▶ **Short task**
Copy every line that mentions the word "axis".

(Data listing)
-- Begin --

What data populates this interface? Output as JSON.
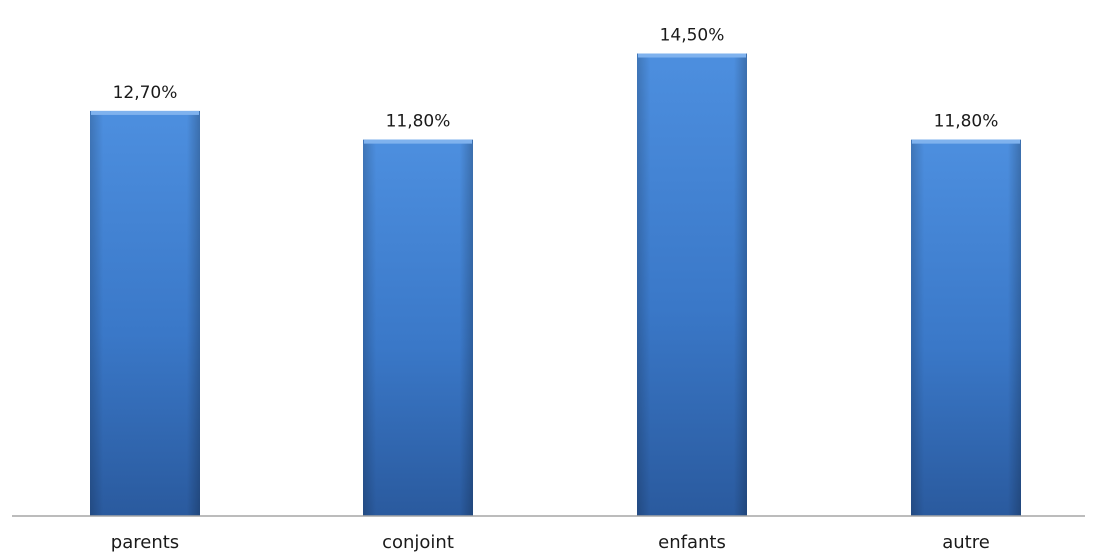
{
  "chart_data": {
    "type": "bar",
    "categories": [
      "parents",
      "conjoint",
      "enfants",
      "autre"
    ],
    "values": [
      12.7,
      11.8,
      14.5,
      11.8
    ],
    "data_labels": [
      "12,70%",
      "11,80%",
      "14,50%",
      "11,80%"
    ],
    "title": "",
    "xlabel": "",
    "ylabel": "",
    "ylim": [
      0,
      15.3
    ],
    "grid": false,
    "legend": "none",
    "colors": {
      "bar_top": "#4d8fdf",
      "bar_mid": "#3a78c8",
      "bar_bottom": "#2a5a9e",
      "bar_edge_light": "#7fb2ee",
      "axis": "#a6a6a6"
    }
  }
}
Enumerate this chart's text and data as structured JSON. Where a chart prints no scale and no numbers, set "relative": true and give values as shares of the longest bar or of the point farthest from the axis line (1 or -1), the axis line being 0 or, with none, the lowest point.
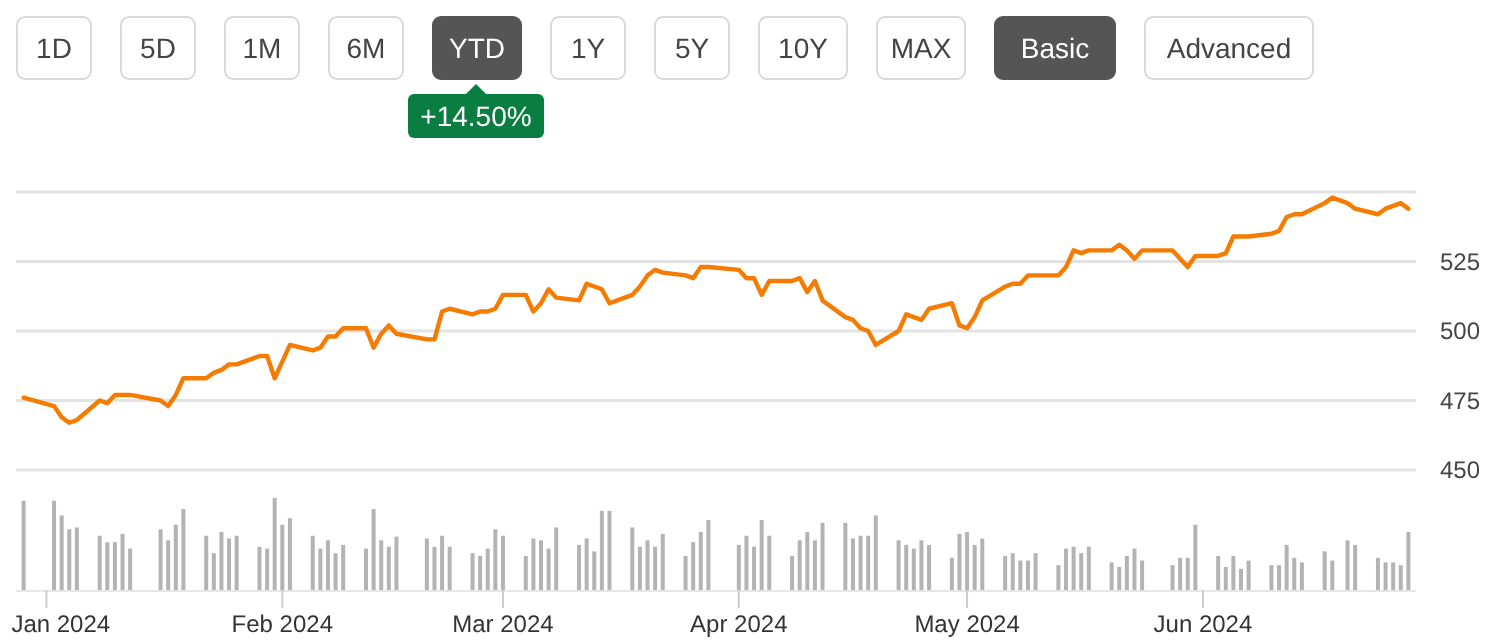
{
  "chart_data": [
    {
      "type": "line",
      "annotations": [
        "1D",
        "5D",
        "1M",
        "6M",
        "YTD",
        "1Y",
        "5Y",
        "10Y",
        "MAX",
        "Basic",
        "Advanced",
        "+14.50%"
      ],
      "x": [
        "2023-12-29",
        "2024-01-02",
        "2024-01-03",
        "2024-01-04",
        "2024-01-05",
        "2024-01-08",
        "2024-01-09",
        "2024-01-10",
        "2024-01-11",
        "2024-01-12",
        "2024-01-16",
        "2024-01-17",
        "2024-01-18",
        "2024-01-19",
        "2024-01-22",
        "2024-01-23",
        "2024-01-24",
        "2024-01-25",
        "2024-01-26",
        "2024-01-29",
        "2024-01-30",
        "2024-01-31",
        "2024-02-01",
        "2024-02-02",
        "2024-02-05",
        "2024-02-06",
        "2024-02-07",
        "2024-02-08",
        "2024-02-09",
        "2024-02-12",
        "2024-02-13",
        "2024-02-14",
        "2024-02-15",
        "2024-02-16",
        "2024-02-20",
        "2024-02-21",
        "2024-02-22",
        "2024-02-23",
        "2024-02-26",
        "2024-02-27",
        "2024-02-28",
        "2024-02-29",
        "2024-03-01",
        "2024-03-04",
        "2024-03-05",
        "2024-03-06",
        "2024-03-07",
        "2024-03-08",
        "2024-03-11",
        "2024-03-12",
        "2024-03-13",
        "2024-03-14",
        "2024-03-15",
        "2024-03-18",
        "2024-03-19",
        "2024-03-20",
        "2024-03-21",
        "2024-03-22",
        "2024-03-25",
        "2024-03-26",
        "2024-03-27",
        "2024-03-28",
        "2024-04-01",
        "2024-04-02",
        "2024-04-03",
        "2024-04-04",
        "2024-04-05",
        "2024-04-08",
        "2024-04-09",
        "2024-04-10",
        "2024-04-11",
        "2024-04-12",
        "2024-04-15",
        "2024-04-16",
        "2024-04-17",
        "2024-04-18",
        "2024-04-19",
        "2024-04-22",
        "2024-04-23",
        "2024-04-24",
        "2024-04-25",
        "2024-04-26",
        "2024-04-29",
        "2024-04-30",
        "2024-05-01",
        "2024-05-02",
        "2024-05-03",
        "2024-05-06",
        "2024-05-07",
        "2024-05-08",
        "2024-05-09",
        "2024-05-10",
        "2024-05-13",
        "2024-05-14",
        "2024-05-15",
        "2024-05-16",
        "2024-05-17",
        "2024-05-20",
        "2024-05-21",
        "2024-05-22",
        "2024-05-23",
        "2024-05-24",
        "2024-05-28",
        "2024-05-29",
        "2024-05-30",
        "2024-05-31",
        "2024-06-03",
        "2024-06-04",
        "2024-06-05",
        "2024-06-06",
        "2024-06-07",
        "2024-06-10",
        "2024-06-11",
        "2024-06-12",
        "2024-06-13",
        "2024-06-14",
        "2024-06-17",
        "2024-06-18",
        "2024-06-20",
        "2024-06-21",
        "2024-06-24",
        "2024-06-25",
        "2024-06-26",
        "2024-06-27",
        "2024-06-28"
      ],
      "series": [
        {
          "color": "#f57c00",
          "values": [
            476,
            473,
            469,
            467,
            468,
            475,
            474,
            477,
            477,
            477,
            475,
            473,
            477,
            483,
            483,
            485,
            486,
            488,
            488,
            491,
            491,
            483,
            489,
            495,
            493,
            494,
            498,
            498,
            501,
            501,
            494,
            499,
            502,
            499,
            497,
            497,
            507,
            508,
            506,
            507,
            507,
            508,
            513,
            513,
            507,
            510,
            515,
            512,
            511,
            517,
            516,
            515,
            510,
            513,
            516,
            520,
            522,
            521,
            520,
            519,
            523,
            523,
            522,
            519,
            519,
            513,
            518,
            518,
            519,
            514,
            518,
            511,
            505,
            504,
            501,
            500,
            495,
            500,
            506,
            505,
            504,
            508,
            510,
            502,
            501,
            505,
            511,
            516,
            517,
            517,
            520,
            520,
            520,
            523,
            529,
            528,
            529,
            529,
            531,
            529,
            526,
            529,
            529,
            526,
            523,
            527,
            527,
            528,
            534,
            534,
            534,
            535,
            536,
            541,
            542,
            542,
            546,
            548,
            546,
            544,
            542,
            544,
            545,
            546,
            544
          ]
        }
      ],
      "xlim": [
        "2023-12-28",
        "2024-06-29"
      ],
      "ylim": [
        450,
        550
      ],
      "yticks": [
        450,
        475,
        500,
        525,
        {
          "value": 550,
          "label": null
        }
      ],
      "grid": "y",
      "tick_labels": "y"
    },
    {
      "type": "bar",
      "relative": true,
      "x": [
        "2023-12-29",
        "2024-01-02",
        "2024-01-03",
        "2024-01-04",
        "2024-01-05",
        "2024-01-08",
        "2024-01-09",
        "2024-01-10",
        "2024-01-11",
        "2024-01-12",
        "2024-01-16",
        "2024-01-17",
        "2024-01-18",
        "2024-01-19",
        "2024-01-22",
        "2024-01-23",
        "2024-01-24",
        "2024-01-25",
        "2024-01-26",
        "2024-01-29",
        "2024-01-30",
        "2024-01-31",
        "2024-02-01",
        "2024-02-02",
        "2024-02-05",
        "2024-02-06",
        "2024-02-07",
        "2024-02-08",
        "2024-02-09",
        "2024-02-12",
        "2024-02-13",
        "2024-02-14",
        "2024-02-15",
        "2024-02-16",
        "2024-02-20",
        "2024-02-21",
        "2024-02-22",
        "2024-02-23",
        "2024-02-26",
        "2024-02-27",
        "2024-02-28",
        "2024-02-29",
        "2024-03-01",
        "2024-03-04",
        "2024-03-05",
        "2024-03-06",
        "2024-03-07",
        "2024-03-08",
        "2024-03-11",
        "2024-03-12",
        "2024-03-13",
        "2024-03-14",
        "2024-03-15",
        "2024-03-18",
        "2024-03-19",
        "2024-03-20",
        "2024-03-21",
        "2024-03-22",
        "2024-03-25",
        "2024-03-26",
        "2024-03-27",
        "2024-03-28",
        "2024-04-01",
        "2024-04-02",
        "2024-04-03",
        "2024-04-04",
        "2024-04-05",
        "2024-04-08",
        "2024-04-09",
        "2024-04-10",
        "2024-04-11",
        "2024-04-12",
        "2024-04-15",
        "2024-04-16",
        "2024-04-17",
        "2024-04-18",
        "2024-04-19",
        "2024-04-22",
        "2024-04-23",
        "2024-04-24",
        "2024-04-25",
        "2024-04-26",
        "2024-04-29",
        "2024-04-30",
        "2024-05-01",
        "2024-05-02",
        "2024-05-03",
        "2024-05-06",
        "2024-05-07",
        "2024-05-08",
        "2024-05-09",
        "2024-05-10",
        "2024-05-13",
        "2024-05-14",
        "2024-05-15",
        "2024-05-16",
        "2024-05-17",
        "2024-05-20",
        "2024-05-21",
        "2024-05-22",
        "2024-05-23",
        "2024-05-24",
        "2024-05-28",
        "2024-05-29",
        "2024-05-30",
        "2024-05-31",
        "2024-06-03",
        "2024-06-04",
        "2024-06-05",
        "2024-06-06",
        "2024-06-07",
        "2024-06-10",
        "2024-06-11",
        "2024-06-12",
        "2024-06-13",
        "2024-06-14",
        "2024-06-17",
        "2024-06-18",
        "2024-06-20",
        "2024-06-21",
        "2024-06-24",
        "2024-06-25",
        "2024-06-26",
        "2024-06-27",
        "2024-06-28"
      ],
      "series": [
        {
          "color": "#b3b3b3",
          "values": [
            0.97,
            0.97,
            0.81,
            0.66,
            0.68,
            0.59,
            0.52,
            0.52,
            0.61,
            0.45,
            0.66,
            0.54,
            0.71,
            0.88,
            0.59,
            0.4,
            0.63,
            0.56,
            0.59,
            0.47,
            0.45,
            1,
            0.71,
            0.78,
            0.59,
            0.45,
            0.54,
            0.4,
            0.49,
            0.45,
            0.88,
            0.54,
            0.47,
            0.58,
            0.56,
            0.47,
            0.59,
            0.47,
            0.4,
            0.37,
            0.45,
            0.66,
            0.59,
            0.37,
            0.56,
            0.54,
            0.45,
            0.68,
            0.49,
            0.56,
            0.42,
            0.86,
            0.86,
            0.68,
            0.47,
            0.54,
            0.47,
            0.61,
            0.37,
            0.52,
            0.63,
            0.76,
            0.49,
            0.59,
            0.47,
            0.76,
            0.59,
            0.37,
            0.54,
            0.63,
            0.54,
            0.73,
            0.73,
            0.56,
            0.59,
            0.59,
            0.81,
            0.54,
            0.49,
            0.45,
            0.54,
            0.49,
            0.35,
            0.61,
            0.63,
            0.49,
            0.56,
            0.37,
            0.4,
            0.32,
            0.32,
            0.4,
            0.27,
            0.45,
            0.47,
            0.4,
            0.47,
            0.3,
            0.25,
            0.37,
            0.45,
            0.32,
            0.27,
            0.35,
            0.35,
            0.71,
            0.37,
            0.25,
            0.37,
            0.23,
            0.32,
            0.27,
            0.27,
            0.49,
            0.35,
            0.3,
            0.42,
            0.32,
            0.54,
            0.49,
            0.35,
            0.3,
            0.3,
            0.27,
            0.63
          ]
        }
      ],
      "xlim": [
        "2023-12-28",
        "2024-06-29"
      ],
      "xticks": [
        {
          "value": "2024-01-01",
          "label": "Jan 2024"
        },
        {
          "value": "2024-02-01",
          "label": "Feb 2024"
        },
        {
          "value": "2024-03-01",
          "label": "Mar 2024"
        },
        {
          "value": "2024-04-01",
          "label": "Apr 2024"
        },
        {
          "value": "2024-05-01",
          "label": "May 2024"
        },
        {
          "value": "2024-06-01",
          "label": "Jun 2024"
        }
      ],
      "tick_labels": "x"
    }
  ]
}
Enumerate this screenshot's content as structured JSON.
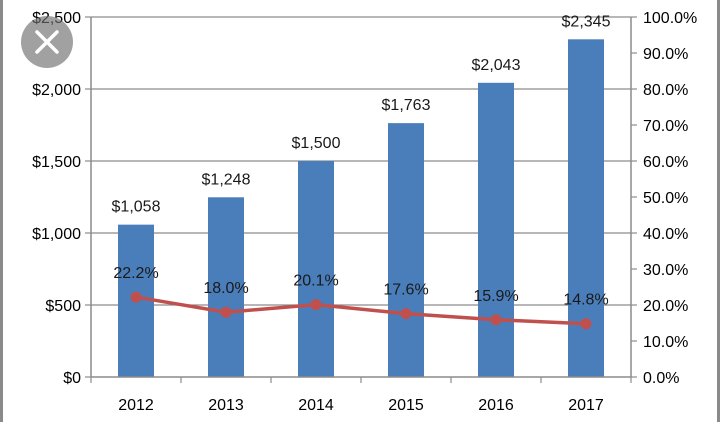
{
  "chart_data": {
    "type": "bar",
    "categories": [
      "2012",
      "2013",
      "2014",
      "2015",
      "2016",
      "2017"
    ],
    "series": [
      {
        "type": "bar",
        "axis": "left",
        "color": "#4a7ebb",
        "values": [
          1058,
          1248,
          1500,
          1763,
          2043,
          2345
        ],
        "labels": [
          "$1,058",
          "$1,248",
          "$1,500",
          "$1,763",
          "$2,043",
          "$2,345"
        ]
      },
      {
        "type": "line",
        "axis": "right",
        "color": "#c0504d",
        "values": [
          22.2,
          18.0,
          20.1,
          17.6,
          15.9,
          14.8
        ],
        "labels": [
          "22.2%",
          "18.0%",
          "20.1%",
          "17.6%",
          "15.9%",
          "14.8%"
        ]
      }
    ],
    "y_left": {
      "min": 0,
      "max": 2500,
      "ticks": [
        0,
        500,
        1000,
        1500,
        2000,
        2500
      ],
      "tick_labels": [
        "$0",
        "$500",
        "$1,000",
        "$1,500",
        "$2,000",
        "$2,500"
      ]
    },
    "y_right": {
      "min": 0,
      "max": 100,
      "ticks": [
        0,
        10,
        20,
        30,
        40,
        50,
        60,
        70,
        80,
        90,
        100
      ],
      "tick_labels": [
        "0.0%",
        "10.0%",
        "20.0%",
        "30.0%",
        "40.0%",
        "50.0%",
        "60.0%",
        "70.0%",
        "80.0%",
        "90.0%",
        "100.0%"
      ]
    },
    "grid": true,
    "title": "",
    "xlabel": "",
    "ylabel": ""
  },
  "overlay": {
    "close_icon": "close-icon"
  }
}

-- End --

▶ **Exercise answer**
      "axis": "#a6a6a6"
Enumerate this chart's text and data as structured JSON. Where a chart prints no scale and no numbers, set "relative": true and give values as shares of the longest bar or of the point farthest from the axis line (1 or -1), the axis line being 0 or, with none, the lowest point.
        "axis": "left",
        "axis": "right",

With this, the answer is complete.